**GOAL**
Report how many lines of the listing below include the word "работать". Give nothing but the number.

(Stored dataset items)
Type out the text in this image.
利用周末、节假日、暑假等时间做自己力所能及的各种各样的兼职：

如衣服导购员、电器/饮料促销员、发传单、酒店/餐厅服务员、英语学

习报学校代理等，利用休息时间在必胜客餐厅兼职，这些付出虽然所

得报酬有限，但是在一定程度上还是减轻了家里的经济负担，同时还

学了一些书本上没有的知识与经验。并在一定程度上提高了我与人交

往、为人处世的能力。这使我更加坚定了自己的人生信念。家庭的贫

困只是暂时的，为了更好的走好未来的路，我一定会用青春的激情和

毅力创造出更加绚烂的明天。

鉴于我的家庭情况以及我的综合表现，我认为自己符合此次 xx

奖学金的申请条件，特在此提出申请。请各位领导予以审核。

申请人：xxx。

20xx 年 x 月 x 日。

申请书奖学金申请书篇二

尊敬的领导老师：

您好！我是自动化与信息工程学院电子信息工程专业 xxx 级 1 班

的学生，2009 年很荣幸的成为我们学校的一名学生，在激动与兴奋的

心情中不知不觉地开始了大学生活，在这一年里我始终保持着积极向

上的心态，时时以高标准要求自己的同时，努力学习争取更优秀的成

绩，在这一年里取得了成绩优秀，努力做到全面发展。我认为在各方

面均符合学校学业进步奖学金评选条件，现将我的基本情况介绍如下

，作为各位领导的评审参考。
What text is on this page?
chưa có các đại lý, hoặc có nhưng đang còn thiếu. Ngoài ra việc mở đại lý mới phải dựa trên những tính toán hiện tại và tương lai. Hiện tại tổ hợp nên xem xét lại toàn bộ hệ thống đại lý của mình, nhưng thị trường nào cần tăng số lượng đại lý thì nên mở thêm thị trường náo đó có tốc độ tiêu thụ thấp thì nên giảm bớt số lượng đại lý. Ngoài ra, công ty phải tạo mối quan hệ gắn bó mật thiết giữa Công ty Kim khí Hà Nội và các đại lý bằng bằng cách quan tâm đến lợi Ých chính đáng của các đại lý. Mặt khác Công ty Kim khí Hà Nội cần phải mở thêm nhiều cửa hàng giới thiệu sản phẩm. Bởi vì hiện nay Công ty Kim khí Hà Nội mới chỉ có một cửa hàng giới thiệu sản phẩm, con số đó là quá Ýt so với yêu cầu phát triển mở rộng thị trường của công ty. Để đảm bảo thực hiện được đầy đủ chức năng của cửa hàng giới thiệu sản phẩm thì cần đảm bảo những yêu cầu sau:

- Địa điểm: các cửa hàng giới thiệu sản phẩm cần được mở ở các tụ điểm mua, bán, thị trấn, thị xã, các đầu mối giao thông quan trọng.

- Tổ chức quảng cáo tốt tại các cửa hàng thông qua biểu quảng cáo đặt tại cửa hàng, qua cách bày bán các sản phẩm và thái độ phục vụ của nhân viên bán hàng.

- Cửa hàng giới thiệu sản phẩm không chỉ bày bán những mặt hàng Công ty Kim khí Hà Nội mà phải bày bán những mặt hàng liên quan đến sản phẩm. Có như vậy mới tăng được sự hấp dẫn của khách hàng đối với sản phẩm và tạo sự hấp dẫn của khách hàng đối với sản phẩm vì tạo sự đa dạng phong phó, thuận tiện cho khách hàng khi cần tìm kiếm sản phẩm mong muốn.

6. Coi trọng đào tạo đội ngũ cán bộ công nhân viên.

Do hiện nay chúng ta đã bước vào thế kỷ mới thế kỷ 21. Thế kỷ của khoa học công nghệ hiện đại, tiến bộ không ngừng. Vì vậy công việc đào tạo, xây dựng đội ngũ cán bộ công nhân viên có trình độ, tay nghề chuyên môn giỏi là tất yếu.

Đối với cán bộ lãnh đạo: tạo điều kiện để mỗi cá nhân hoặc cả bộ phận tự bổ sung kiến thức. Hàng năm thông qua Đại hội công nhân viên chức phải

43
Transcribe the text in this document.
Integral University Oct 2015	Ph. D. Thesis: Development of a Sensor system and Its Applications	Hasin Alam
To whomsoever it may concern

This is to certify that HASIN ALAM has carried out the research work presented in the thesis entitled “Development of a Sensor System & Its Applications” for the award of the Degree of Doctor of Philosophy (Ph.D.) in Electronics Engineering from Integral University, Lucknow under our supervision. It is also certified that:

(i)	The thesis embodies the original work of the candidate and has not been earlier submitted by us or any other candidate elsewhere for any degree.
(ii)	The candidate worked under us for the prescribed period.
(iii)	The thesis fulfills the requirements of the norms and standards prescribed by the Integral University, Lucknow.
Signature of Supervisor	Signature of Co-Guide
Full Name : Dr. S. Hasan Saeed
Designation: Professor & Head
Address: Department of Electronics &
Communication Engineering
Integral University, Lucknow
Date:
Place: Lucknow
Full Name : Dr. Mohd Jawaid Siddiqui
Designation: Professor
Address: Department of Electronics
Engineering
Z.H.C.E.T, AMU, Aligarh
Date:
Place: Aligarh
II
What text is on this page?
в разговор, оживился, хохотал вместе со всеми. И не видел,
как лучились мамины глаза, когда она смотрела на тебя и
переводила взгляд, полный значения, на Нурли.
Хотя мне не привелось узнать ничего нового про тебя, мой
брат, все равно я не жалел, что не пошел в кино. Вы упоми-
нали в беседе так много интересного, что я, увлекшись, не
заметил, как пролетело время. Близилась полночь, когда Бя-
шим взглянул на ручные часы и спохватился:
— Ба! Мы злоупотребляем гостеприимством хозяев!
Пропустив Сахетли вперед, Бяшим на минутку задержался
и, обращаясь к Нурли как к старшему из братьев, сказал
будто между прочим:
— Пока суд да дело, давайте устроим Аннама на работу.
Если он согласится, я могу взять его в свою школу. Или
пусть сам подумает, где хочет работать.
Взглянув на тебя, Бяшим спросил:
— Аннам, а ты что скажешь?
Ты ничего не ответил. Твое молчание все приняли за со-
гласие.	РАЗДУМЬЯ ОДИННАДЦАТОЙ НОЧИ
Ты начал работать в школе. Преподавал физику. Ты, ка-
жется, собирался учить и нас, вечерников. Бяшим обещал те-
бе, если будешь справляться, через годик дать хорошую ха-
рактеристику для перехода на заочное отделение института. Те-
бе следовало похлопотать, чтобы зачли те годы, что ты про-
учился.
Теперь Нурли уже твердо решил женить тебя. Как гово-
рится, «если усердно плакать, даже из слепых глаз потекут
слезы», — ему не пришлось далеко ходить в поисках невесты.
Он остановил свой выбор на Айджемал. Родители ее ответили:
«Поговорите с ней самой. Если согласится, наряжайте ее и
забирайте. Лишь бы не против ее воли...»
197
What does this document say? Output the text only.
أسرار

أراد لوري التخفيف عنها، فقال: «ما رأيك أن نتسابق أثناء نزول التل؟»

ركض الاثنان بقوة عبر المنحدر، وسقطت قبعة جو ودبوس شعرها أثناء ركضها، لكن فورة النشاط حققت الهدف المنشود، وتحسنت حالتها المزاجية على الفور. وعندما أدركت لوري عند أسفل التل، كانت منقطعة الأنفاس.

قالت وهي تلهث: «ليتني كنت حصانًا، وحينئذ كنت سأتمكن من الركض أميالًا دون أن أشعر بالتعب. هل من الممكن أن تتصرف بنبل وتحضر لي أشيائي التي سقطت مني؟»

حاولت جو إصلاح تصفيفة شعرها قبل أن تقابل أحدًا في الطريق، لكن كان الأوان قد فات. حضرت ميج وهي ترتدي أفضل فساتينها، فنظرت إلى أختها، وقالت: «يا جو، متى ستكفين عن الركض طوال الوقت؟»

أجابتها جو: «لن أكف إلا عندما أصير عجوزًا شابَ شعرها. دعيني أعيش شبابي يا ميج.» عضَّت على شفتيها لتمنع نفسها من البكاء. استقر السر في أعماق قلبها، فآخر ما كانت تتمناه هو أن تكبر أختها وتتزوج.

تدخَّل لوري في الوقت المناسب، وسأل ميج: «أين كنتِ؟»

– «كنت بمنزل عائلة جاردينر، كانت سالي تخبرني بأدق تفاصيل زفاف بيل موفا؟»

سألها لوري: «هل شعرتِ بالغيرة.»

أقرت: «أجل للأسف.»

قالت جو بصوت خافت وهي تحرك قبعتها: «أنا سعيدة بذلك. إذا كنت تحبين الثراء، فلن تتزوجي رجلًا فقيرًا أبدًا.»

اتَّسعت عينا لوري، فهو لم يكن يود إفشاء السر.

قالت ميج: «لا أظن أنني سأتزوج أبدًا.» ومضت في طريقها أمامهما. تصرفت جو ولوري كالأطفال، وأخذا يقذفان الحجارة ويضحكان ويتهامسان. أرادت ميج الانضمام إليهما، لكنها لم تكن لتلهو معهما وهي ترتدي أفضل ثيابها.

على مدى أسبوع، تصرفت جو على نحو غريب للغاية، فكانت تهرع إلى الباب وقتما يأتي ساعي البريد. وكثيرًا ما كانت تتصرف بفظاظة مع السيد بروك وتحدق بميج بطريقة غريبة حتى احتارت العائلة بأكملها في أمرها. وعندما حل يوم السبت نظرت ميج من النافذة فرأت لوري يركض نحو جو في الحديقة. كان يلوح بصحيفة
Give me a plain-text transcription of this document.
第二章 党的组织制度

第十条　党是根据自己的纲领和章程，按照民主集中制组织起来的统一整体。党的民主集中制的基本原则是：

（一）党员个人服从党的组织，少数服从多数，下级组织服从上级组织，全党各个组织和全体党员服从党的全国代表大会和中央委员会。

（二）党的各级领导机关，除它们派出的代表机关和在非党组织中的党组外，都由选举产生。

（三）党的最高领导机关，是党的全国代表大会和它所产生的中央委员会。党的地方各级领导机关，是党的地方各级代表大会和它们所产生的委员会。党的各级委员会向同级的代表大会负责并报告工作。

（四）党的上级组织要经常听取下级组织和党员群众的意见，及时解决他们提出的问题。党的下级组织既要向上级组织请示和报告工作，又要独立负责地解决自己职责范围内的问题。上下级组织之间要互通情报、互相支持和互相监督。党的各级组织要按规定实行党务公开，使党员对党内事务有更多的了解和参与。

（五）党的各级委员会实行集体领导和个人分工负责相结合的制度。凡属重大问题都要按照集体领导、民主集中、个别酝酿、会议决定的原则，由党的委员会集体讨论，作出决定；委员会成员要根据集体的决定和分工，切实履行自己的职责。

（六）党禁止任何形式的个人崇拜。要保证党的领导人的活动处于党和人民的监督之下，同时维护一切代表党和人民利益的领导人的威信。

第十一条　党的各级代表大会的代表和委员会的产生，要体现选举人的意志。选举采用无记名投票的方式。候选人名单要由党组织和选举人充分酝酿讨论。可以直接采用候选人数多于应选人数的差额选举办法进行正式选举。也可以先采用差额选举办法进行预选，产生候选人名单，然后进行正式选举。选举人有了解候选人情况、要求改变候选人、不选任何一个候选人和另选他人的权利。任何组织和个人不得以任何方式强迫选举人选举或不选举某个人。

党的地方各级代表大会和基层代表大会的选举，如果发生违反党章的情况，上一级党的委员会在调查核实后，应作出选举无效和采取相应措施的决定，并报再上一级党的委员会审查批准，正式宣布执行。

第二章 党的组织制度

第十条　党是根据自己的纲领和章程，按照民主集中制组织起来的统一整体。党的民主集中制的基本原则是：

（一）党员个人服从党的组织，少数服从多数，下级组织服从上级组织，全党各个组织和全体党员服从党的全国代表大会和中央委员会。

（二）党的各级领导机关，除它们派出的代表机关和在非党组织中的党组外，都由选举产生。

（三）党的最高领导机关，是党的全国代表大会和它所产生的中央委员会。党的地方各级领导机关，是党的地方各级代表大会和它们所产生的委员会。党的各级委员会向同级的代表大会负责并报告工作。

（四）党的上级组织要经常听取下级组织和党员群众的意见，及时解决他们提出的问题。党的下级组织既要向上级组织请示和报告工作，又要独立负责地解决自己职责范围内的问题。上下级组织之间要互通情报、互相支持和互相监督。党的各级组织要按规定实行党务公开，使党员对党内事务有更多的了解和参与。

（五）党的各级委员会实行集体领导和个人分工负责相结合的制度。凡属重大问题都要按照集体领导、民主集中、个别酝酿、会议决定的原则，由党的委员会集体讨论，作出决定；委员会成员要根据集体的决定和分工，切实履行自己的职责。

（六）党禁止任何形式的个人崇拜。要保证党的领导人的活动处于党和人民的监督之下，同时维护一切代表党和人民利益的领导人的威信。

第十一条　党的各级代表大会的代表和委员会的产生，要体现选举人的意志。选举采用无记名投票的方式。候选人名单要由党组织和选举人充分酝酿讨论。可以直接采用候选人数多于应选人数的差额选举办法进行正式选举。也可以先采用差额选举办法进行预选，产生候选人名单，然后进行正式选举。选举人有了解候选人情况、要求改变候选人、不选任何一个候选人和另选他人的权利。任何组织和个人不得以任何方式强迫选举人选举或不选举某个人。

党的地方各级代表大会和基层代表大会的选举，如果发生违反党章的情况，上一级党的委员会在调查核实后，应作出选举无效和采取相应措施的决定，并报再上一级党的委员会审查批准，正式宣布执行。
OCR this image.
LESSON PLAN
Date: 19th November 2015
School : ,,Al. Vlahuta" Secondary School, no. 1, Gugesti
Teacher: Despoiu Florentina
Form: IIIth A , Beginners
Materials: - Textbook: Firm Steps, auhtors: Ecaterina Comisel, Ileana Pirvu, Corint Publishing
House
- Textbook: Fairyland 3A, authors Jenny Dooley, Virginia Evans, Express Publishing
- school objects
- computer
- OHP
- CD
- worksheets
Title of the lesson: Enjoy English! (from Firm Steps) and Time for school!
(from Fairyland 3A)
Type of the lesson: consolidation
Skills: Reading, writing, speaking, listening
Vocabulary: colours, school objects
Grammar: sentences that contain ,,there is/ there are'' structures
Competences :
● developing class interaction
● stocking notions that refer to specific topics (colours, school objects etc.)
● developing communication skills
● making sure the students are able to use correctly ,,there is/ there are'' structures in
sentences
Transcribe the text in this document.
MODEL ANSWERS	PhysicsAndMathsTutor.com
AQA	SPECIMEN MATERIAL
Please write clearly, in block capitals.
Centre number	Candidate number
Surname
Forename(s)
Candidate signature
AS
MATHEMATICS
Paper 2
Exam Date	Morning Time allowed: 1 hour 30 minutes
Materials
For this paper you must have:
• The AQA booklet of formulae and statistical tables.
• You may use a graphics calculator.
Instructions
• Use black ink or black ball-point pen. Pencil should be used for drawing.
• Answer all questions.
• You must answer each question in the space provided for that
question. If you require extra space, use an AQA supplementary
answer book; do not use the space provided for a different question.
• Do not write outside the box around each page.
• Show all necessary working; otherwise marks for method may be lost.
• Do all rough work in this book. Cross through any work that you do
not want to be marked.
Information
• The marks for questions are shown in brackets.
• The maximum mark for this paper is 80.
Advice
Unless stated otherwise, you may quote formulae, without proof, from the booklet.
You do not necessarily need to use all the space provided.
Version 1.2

**THE RESULT**
2